▸ Instruction: Quote the records in full and leave their pictures out.

(Records)
###

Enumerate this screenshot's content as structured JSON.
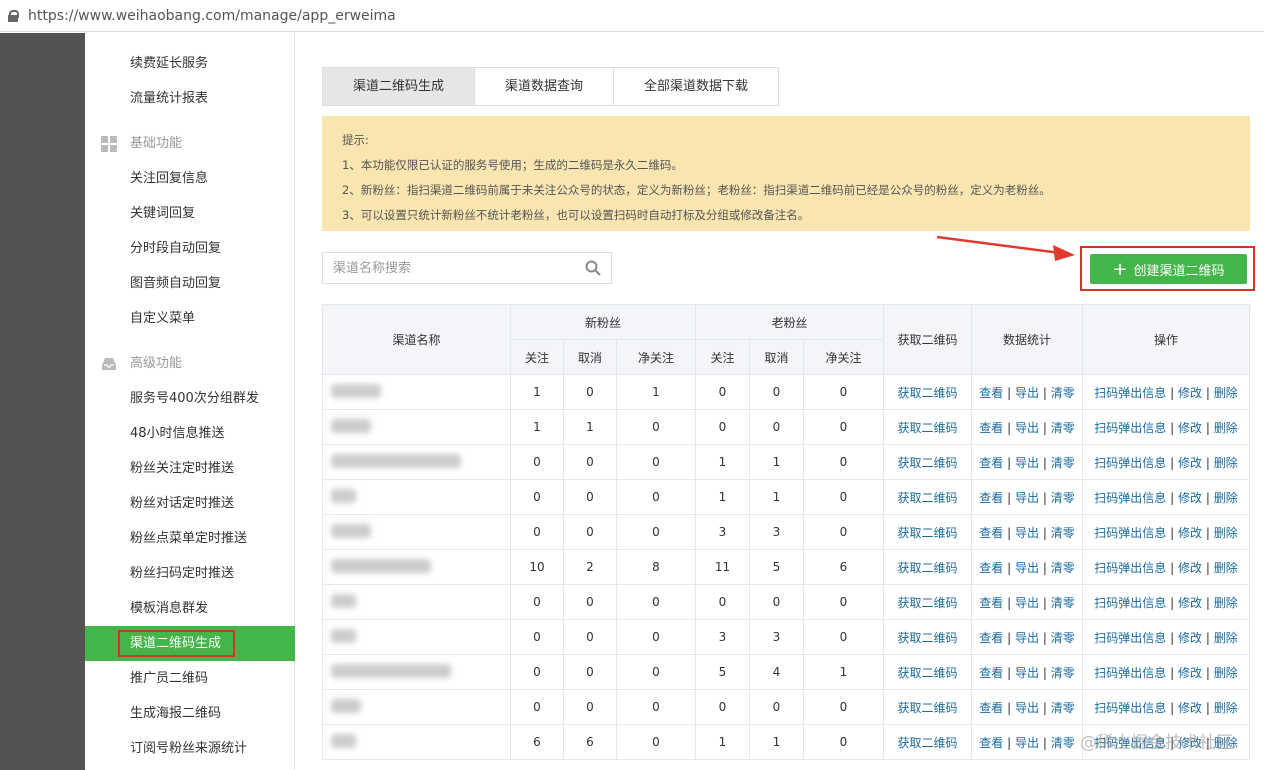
{
  "url": "https://www.weihaobang.com/manage/app_erweima",
  "sidebar": {
    "top_items": [
      "续费延长服务",
      "流量统计报表"
    ],
    "section_basic": "基础功能",
    "basic_items": [
      "关注回复信息",
      "关键词回复",
      "分时段自动回复",
      "图音频自动回复",
      "自定义菜单"
    ],
    "section_advanced": "高级功能",
    "advanced_items": [
      "服务号400次分组群发",
      "48小时信息推送",
      "粉丝关注定时推送",
      "粉丝对话定时推送",
      "粉丝点菜单定时推送",
      "粉丝扫码定时推送",
      "模板消息群发",
      "渠道二维码生成",
      "推广员二维码",
      "生成海报二维码",
      "订阅号粉丝来源统计"
    ],
    "active": "渠道二维码生成"
  },
  "tabs": [
    "渠道二维码生成",
    "渠道数据查询",
    "全部渠道数据下载"
  ],
  "notice": {
    "title": "提示:",
    "lines": [
      "1、本功能仅限已认证的服务号使用；生成的二维码是永久二维码。",
      "2、新粉丝：指扫渠道二维码前属于未关注公众号的状态，定义为新粉丝；老粉丝：指扫渠道二维码前已经是公众号的粉丝，定义为老粉丝。",
      "3、可以设置只统计新粉丝不统计老粉丝，也可以设置扫码时自动打标及分组或修改备注名。"
    ]
  },
  "search": {
    "placeholder": "渠道名称搜索"
  },
  "create_button": "创建渠道二维码",
  "table": {
    "headers": {
      "name": "渠道名称",
      "new": "新粉丝",
      "old": "老粉丝",
      "get_qr": "获取二维码",
      "stats": "数据统计",
      "ops": "操作",
      "follow": "关注",
      "cancel": "取消",
      "net": "净关注"
    },
    "links": {
      "get_qr": "获取二维码",
      "view": "查看",
      "export": "导出",
      "clear": "清零",
      "popup": "扫码弹出信息",
      "edit": "修改",
      "delete": "删除",
      "sep": "|"
    },
    "rows": [
      [
        1,
        0,
        1,
        0,
        0,
        0
      ],
      [
        1,
        1,
        0,
        0,
        0,
        0
      ],
      [
        0,
        0,
        0,
        1,
        1,
        0
      ],
      [
        0,
        0,
        0,
        1,
        1,
        0
      ],
      [
        0,
        0,
        0,
        3,
        3,
        0
      ],
      [
        10,
        2,
        8,
        11,
        5,
        6
      ],
      [
        0,
        0,
        0,
        0,
        0,
        0
      ],
      [
        0,
        0,
        0,
        3,
        3,
        0
      ],
      [
        0,
        0,
        0,
        5,
        4,
        1
      ],
      [
        0,
        0,
        0,
        0,
        0,
        0
      ],
      [
        6,
        6,
        0,
        1,
        1,
        0
      ]
    ]
  },
  "watermark": "@稀土掘金技术社区",
  "colors": {
    "green": "#44b549",
    "red": "#d0352b",
    "link": "#1b6a9c",
    "notice": "#f8e5b0"
  }
}
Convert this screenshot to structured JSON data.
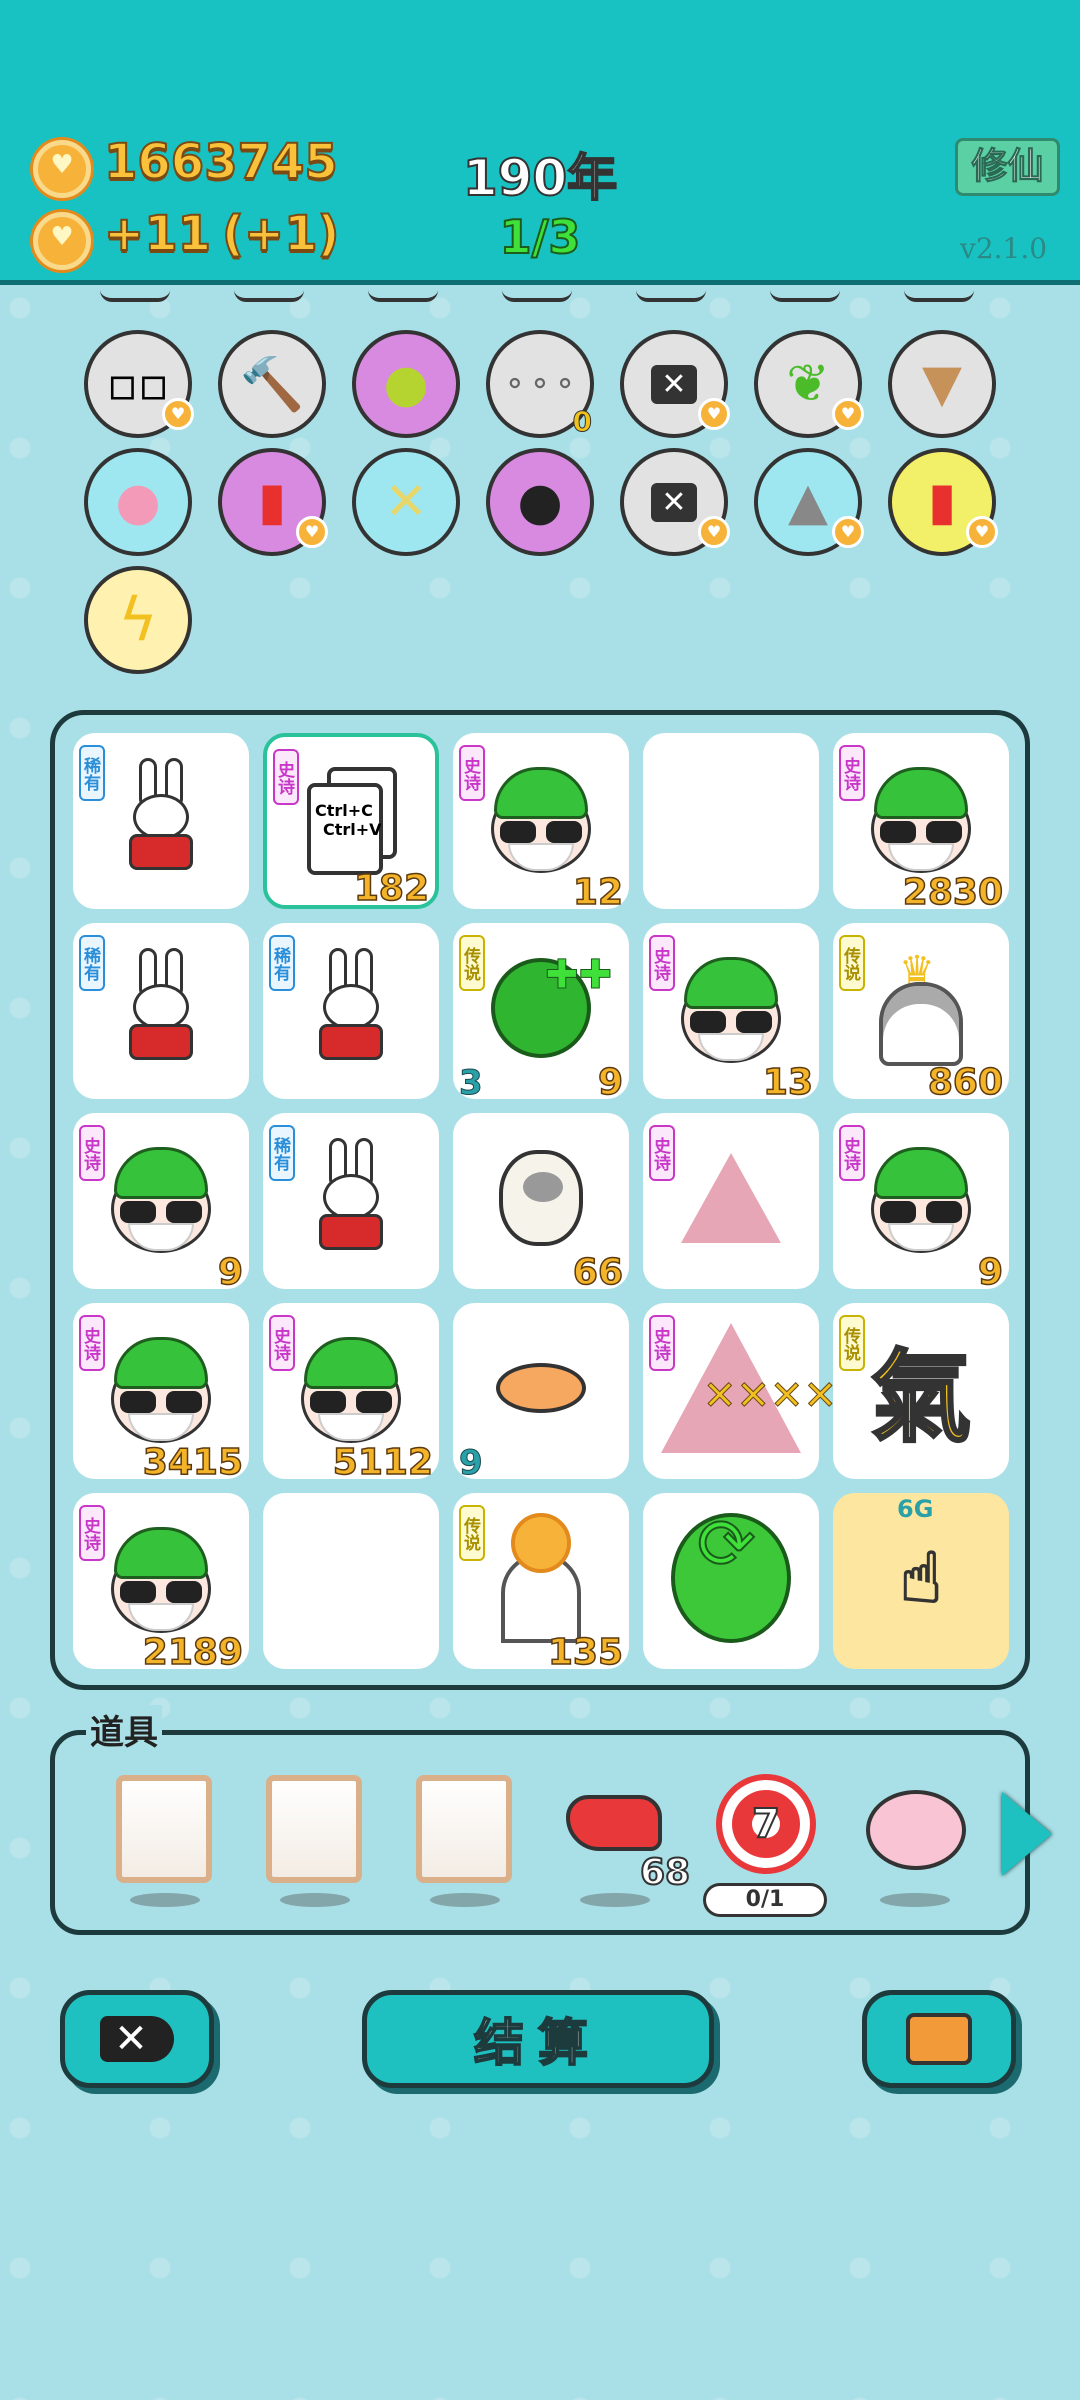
{
  "header": {
    "coins": "1663745",
    "income": "+11",
    "income_bonus": "(+1)",
    "year": "190年",
    "round": "1/3",
    "mode_button": "修仙",
    "version": "v2.1.0"
  },
  "icons_row1": [
    {
      "name": "sugar-cubes-icon",
      "badge": "heart"
    },
    {
      "name": "hammer-icon"
    },
    {
      "name": "pomelo-icon"
    },
    {
      "name": "egg-tray-icon",
      "count": "0"
    },
    {
      "name": "delete-tag-icon",
      "badge": "heart"
    },
    {
      "name": "leaf-icon",
      "badge": "heart"
    },
    {
      "name": "bubble-tea-icon"
    }
  ],
  "icons_row2": [
    {
      "name": "piggy-bank-icon"
    },
    {
      "name": "french-fries-icon",
      "badge": "heart"
    },
    {
      "name": "crossed-sticks-icon"
    },
    {
      "name": "panda-icon"
    },
    {
      "name": "delete-tag-icon",
      "badge": "heart"
    },
    {
      "name": "husky-dog-icon",
      "badge": "heart"
    },
    {
      "name": "french-fries-icon",
      "badge": "heart"
    }
  ],
  "icons_row3": [
    {
      "name": "lightning-icon"
    }
  ],
  "board": {
    "cells": [
      {
        "item": "rabbit",
        "tag": "稀有",
        "value": ""
      },
      {
        "item": "copy-paste",
        "tag": "史诗",
        "value": "182",
        "copy_line1": "Ctrl+C",
        "copy_line2": "Ctrl+V"
      },
      {
        "item": "face",
        "tag": "史诗",
        "value": "12"
      },
      {
        "item": "empty",
        "tag": "",
        "value": ""
      },
      {
        "item": "face",
        "tag": "史诗",
        "value": "2830"
      },
      {
        "item": "rabbit",
        "tag": "稀有",
        "value": ""
      },
      {
        "item": "rabbit",
        "tag": "稀有",
        "value": ""
      },
      {
        "item": "watermelon",
        "tag": "传说",
        "value": "9",
        "left": "3"
      },
      {
        "item": "face",
        "tag": "史诗",
        "value": "13"
      },
      {
        "item": "husky-king",
        "tag": "传说",
        "value": "860"
      },
      {
        "item": "face",
        "tag": "史诗",
        "value": "9"
      },
      {
        "item": "rabbit",
        "tag": "稀有",
        "value": ""
      },
      {
        "item": "sheep",
        "tag": "",
        "value": "66"
      },
      {
        "item": "rabbit-tent",
        "tag": "史诗",
        "value": ""
      },
      {
        "item": "face",
        "tag": "史诗",
        "value": "9"
      },
      {
        "item": "face",
        "tag": "史诗",
        "value": "3415"
      },
      {
        "item": "face",
        "tag": "史诗",
        "value": "5112"
      },
      {
        "item": "fish",
        "tag": "",
        "value": "",
        "left": "9"
      },
      {
        "item": "rabbit-tent-big",
        "tag": "史诗",
        "value": ""
      },
      {
        "item": "qi-character",
        "tag": "传说",
        "value": "",
        "glyph": "氣"
      },
      {
        "item": "face",
        "tag": "史诗",
        "value": "2189"
      },
      {
        "item": "empty",
        "tag": "",
        "value": ""
      },
      {
        "item": "husky-coin",
        "tag": "传说",
        "value": "135"
      },
      {
        "item": "refresh-ball",
        "tag": "",
        "value": ""
      },
      {
        "item": "hand-sign",
        "tag": "",
        "value": "",
        "label": "6G"
      }
    ]
  },
  "tools": {
    "title": "道具",
    "items": [
      {
        "name": "empty-slot-1"
      },
      {
        "name": "empty-slot-2"
      },
      {
        "name": "empty-slot-3"
      },
      {
        "name": "liver-icon",
        "count": "68"
      },
      {
        "name": "target-icon",
        "number": "7",
        "progress": "0/1"
      },
      {
        "name": "piggy-bank-icon"
      }
    ]
  },
  "bottom": {
    "settle_label": "结算"
  }
}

###

▸ Result of this exercise:
Enumerate this screenshot's content as structured JSON.
{
  "url": "https://www.weihaobang.com/manage/app_erweima",
  "sidebar": {
    "top_items": [
      "续费延长服务",
      "流量统计报表"
    ],
    "section_basic": "基础功能",
    "basic_items": [
      "关注回复信息",
      "关键词回复",
      "分时段自动回复",
      "图音频自动回复",
      "自定义菜单"
    ],
    "section_advanced": "高级功能",
    "advanced_items": [
      "服务号400次分组群发",
      "48小时信息推送",
      "粉丝关注定时推送",
      "粉丝对话定时推送",
      "粉丝点菜单定时推送",
      "粉丝扫码定时推送",
      "模板消息群发",
      "渠道二维码生成",
      "推广员二维码",
      "生成海报二维码",
      "订阅号粉丝来源统计"
    ],
    "active": "渠道二维码生成"
  },
  "tabs": [
    "渠道二维码生成",
    "渠道数据查询",
    "全部渠道数据下载"
  ],
  "notice": {
    "title": "提示:",
    "lines": [
      "1、本功能仅限已认证的服务号使用；生成的二维码是永久二维码。",
      "2、新粉丝：指扫渠道二维码前属于未关注公众号的状态，定义为新粉丝；老粉丝：指扫渠道二维码前已经是公众号的粉丝，定义为老粉丝。",
      "3、可以设置只统计新粉丝不统计老粉丝，也可以设置扫码时自动打标及分组或修改备注名。"
    ]
  },
  "search": {
    "placeholder": "渠道名称搜索"
  },
  "create_button": "创建渠道二维码",
  "table": {
    "headers": {
      "name": "渠道名称",
      "new": "新粉丝",
      "old": "老粉丝",
      "get_qr": "获取二维码",
      "stats": "数据统计",
      "ops": "操作",
      "follow": "关注",
      "cancel": "取消",
      "net": "净关注"
    },
    "links": {
      "get_qr": "获取二维码",
      "view": "查看",
      "export": "导出",
      "clear": "清零",
      "popup": "扫码弹出信息",
      "edit": "修改",
      "delete": "删除",
      "sep": "|"
    },
    "rows": [
      [
        1,
        0,
        1,
        0,
        0,
        0
      ],
      [
        1,
        1,
        0,
        0,
        0,
        0
      ],
      [
        0,
        0,
        0,
        1,
        1,
        0
      ],
      [
        0,
        0,
        0,
        1,
        1,
        0
      ],
      [
        0,
        0,
        0,
        3,
        3,
        0
      ],
      [
        10,
        2,
        8,
        11,
        5,
        6
      ],
      [
        0,
        0,
        0,
        0,
        0,
        0
      ],
      [
        0,
        0,
        0,
        3,
        3,
        0
      ],
      [
        0,
        0,
        0,
        5,
        4,
        1
      ],
      [
        0,
        0,
        0,
        0,
        0,
        0
      ],
      [
        6,
        6,
        0,
        1,
        1,
        0
      ]
    ]
  },
  "watermark": "@稀土掘金技术社区",
  "colors": {
    "green": "#44b549",
    "red": "#d0352b",
    "link": "#1b6a9c",
    "notice": "#f8e5b0"
  }
}
Convert this screenshot to structured JSON data.
{
  "header": {
    "coins": "1663745",
    "income": "+11",
    "income_bonus": "(+1)",
    "year": "190年",
    "round": "1/3",
    "mode_button": "修仙",
    "version": "v2.1.0"
  },
  "icons_row1": [
    {
      "name": "sugar-cubes-icon",
      "badge": "heart"
    },
    {
      "name": "hammer-icon"
    },
    {
      "name": "pomelo-icon"
    },
    {
      "name": "egg-tray-icon",
      "count": "0"
    },
    {
      "name": "delete-tag-icon",
      "badge": "heart"
    },
    {
      "name": "leaf-icon",
      "badge": "heart"
    },
    {
      "name": "bubble-tea-icon"
    }
  ],
  "icons_row2": [
    {
      "name": "piggy-bank-icon"
    },
    {
      "name": "french-fries-icon",
      "badge": "heart"
    },
    {
      "name": "crossed-sticks-icon"
    },
    {
      "name": "panda-icon"
    },
    {
      "name": "delete-tag-icon",
      "badge": "heart"
    },
    {
      "name": "husky-dog-icon",
      "badge": "heart"
    },
    {
      "name": "french-fries-icon",
      "badge": "heart"
    }
  ],
  "icons_row3": [
    {
      "name": "lightning-icon"
    }
  ],
  "board": {
    "cells": [
      {
        "item": "rabbit",
        "tag": "稀有",
        "value": ""
      },
      {
        "item": "copy-paste",
        "tag": "史诗",
        "value": "182",
        "copy_line1": "Ctrl+C",
        "copy_line2": "Ctrl+V"
      },
      {
        "item": "face",
        "tag": "史诗",
        "value": "12"
      },
      {
        "item": "empty",
        "tag": "",
        "value": ""
      },
      {
        "item": "face",
        "tag": "史诗",
        "value": "2830"
      },
      {
        "item": "rabbit",
        "tag": "稀有",
        "value": ""
      },
      {
        "item": "rabbit",
        "tag": "稀有",
        "value": ""
      },
      {
        "item": "watermelon",
        "tag": "传说",
        "value": "9",
        "left": "3"
      },
      {
        "item": "face",
        "tag": "史诗",
        "value": "13"
      },
      {
        "item": "husky-king",
        "tag": "传说",
        "value": "860"
      },
      {
        "item": "face",
        "tag": "史诗",
        "value": "9"
      },
      {
        "item": "rabbit",
        "tag": "稀有",
        "value": ""
      },
      {
        "item": "sheep",
        "tag": "",
        "value": "66"
      },
      {
        "item": "rabbit-tent",
        "tag": "史诗",
        "value": ""
      },
      {
        "item": "face",
        "tag": "史诗",
        "value": "9"
      },
      {
        "item": "face",
        "tag": "史诗",
        "value": "3415"
      },
      {
        "item": "face",
        "tag": "史诗",
        "value": "5112"
      },
      {
        "item": "fish",
        "tag": "",
        "value": "",
        "left": "9"
      },
      {
        "item": "rabbit-tent-big",
        "tag": "史诗",
        "value": ""
      },
      {
        "item": "qi-character",
        "tag": "传说",
        "value": "",
        "glyph": "氣"
      },
      {
        "item": "face",
        "tag": "史诗",
        "value": "2189"
      },
      {
        "item": "empty",
        "tag": "",
        "value": ""
      },
      {
        "item": "husky-coin",
        "tag": "传说",
        "value": "135"
      },
      {
        "item": "refresh-ball",
        "tag": "",
        "value": ""
      },
      {
        "item": "hand-sign",
        "tag": "",
        "value": "",
        "label": "6G"
      }
    ]
  },
  "tools": {
    "title": "道具",
    "items": [
      {
        "name": "empty-slot-1"
      },
      {
        "name": "empty-slot-2"
      },
      {
        "name": "empty-slot-3"
      },
      {
        "name": "liver-icon",
        "count": "68"
      },
      {
        "name": "target-icon",
        "number": "7",
        "progress": "0/1"
      },
      {
        "name": "piggy-bank-icon"
      }
    ]
  },
  "bottom": {
    "settle_label": "结算"
  }
}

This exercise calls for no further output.